Las lenguas y el paso del tiempo. ¿Mejoran o empeoran?
En lo que respecta al cambio en las lenguas, tratar de dilucidar si el cambio es a mejor o no es en realidad una falacia: las transformaciones nunca afectan la estructura abstracta de las lenguas.
Tengo que reconocer que tenían razón los adultos que me decían, cuando yo era jovencilla, que el tiempo pasa volando. Te despiertas un día y caes en la cuenta de todo lo que ha cambiado alrededor: la tecnología, las costumbres sociales e incluso nuestra propia imagen ante el espejo son muy distintas a como eran hace unos años. Y en este fluir constante, las lenguas no son una excepción. Nuestros usos lingüísticos van cambiando hasta el punto de que no somos capaces de entender lo que hablaban nuestros antepasados. Y eso con independencia de que la lengua cambie o no de nombre, porque tan distinto es el italiano del latín como el inglés o el griego moderno de sus variantes antiguas.

- _Datos proporcionados_:
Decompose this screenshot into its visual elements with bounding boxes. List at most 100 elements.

- _Instrucciones_:
1) Indica si cada afirmación coincide con el texto sobre las lenguas y el paso del tiempo. Responde sí o no y cita literalmente las palabras del texto que lo deciden.
(a) Las transformaciones afectan la estructura abstracta de las lenguas.
(b) Los usos lingüísticos cambian hasta el punto de que no entendemos lo que hablaban nuestros antepasados.
(c) El italiano es menos distinto del latín que el inglés moderno de sus variantes antiguas.
2) Transcribe sin cambios el fragmento del texto sobre las lenguas y el paso del tiempo que va entre "En lo que respecta" y "sus variantes antiguas.", ambos incluidos.
3) Contesta estas preguntas con lo que dice el texto sobre las lenguas y el paso del tiempo.
(a) ¿Qué califica el texto de falacia?
(b) ¿En qué tenían razón los adultos?
(c) ¿Qué tres cosas se mencionan como muy distintas a como eran hace unos años?
Los datos no tienen ningún papel en este ejercicio.

- _Respuestas_:
1)
(a) No: "las transformaciones nunca afectan la estructura abstracta de las lenguas".
(b) Sí: "Nuestros usos lingüísticos van cambiando hasta el punto de que no somos capaces de entender lo que hablaban nuestros antepasados".
(c) No: "tan distinto es el italiano del latín como el inglés o el griego moderno de sus variantes antiguas".

2)
En lo que respecta al cambio en las lenguas, tratar de dilucidar si el cambio es a mejor o no es en realidad una falacia: las transformaciones nunca afectan la estructura abstracta de las lenguas.
Tengo que reconocer que tenían razón los adultos que me decían, cuando yo era jovencilla, que el tiempo pasa volando. Te despiertas un día y caes en la cuenta de todo lo que ha cambiado alrededor: la tecnología, las costumbres sociales e incluso nuestra propia imagen ante el espejo son muy distintas a como eran hace unos años. Y en este fluir constante, las lenguas no son una excepción. Nuestros usos lingüísticos van cambiando hasta el punto de que no somos capaces de entender lo que hablaban nuestros antepasados. Y eso con independencia de que la lengua cambie o no de nombre, porque tan distinto es el italiano del latín como el inglés o el griego moderno de sus variantes antiguas.

3)
(a) Tratar de dilucidar si el cambio en las lenguas es a mejor o no.
(b) En que el tiempo pasa volando.
(c) La tecnología, las costumbres sociales y nuestra propia imagen ante el espejo.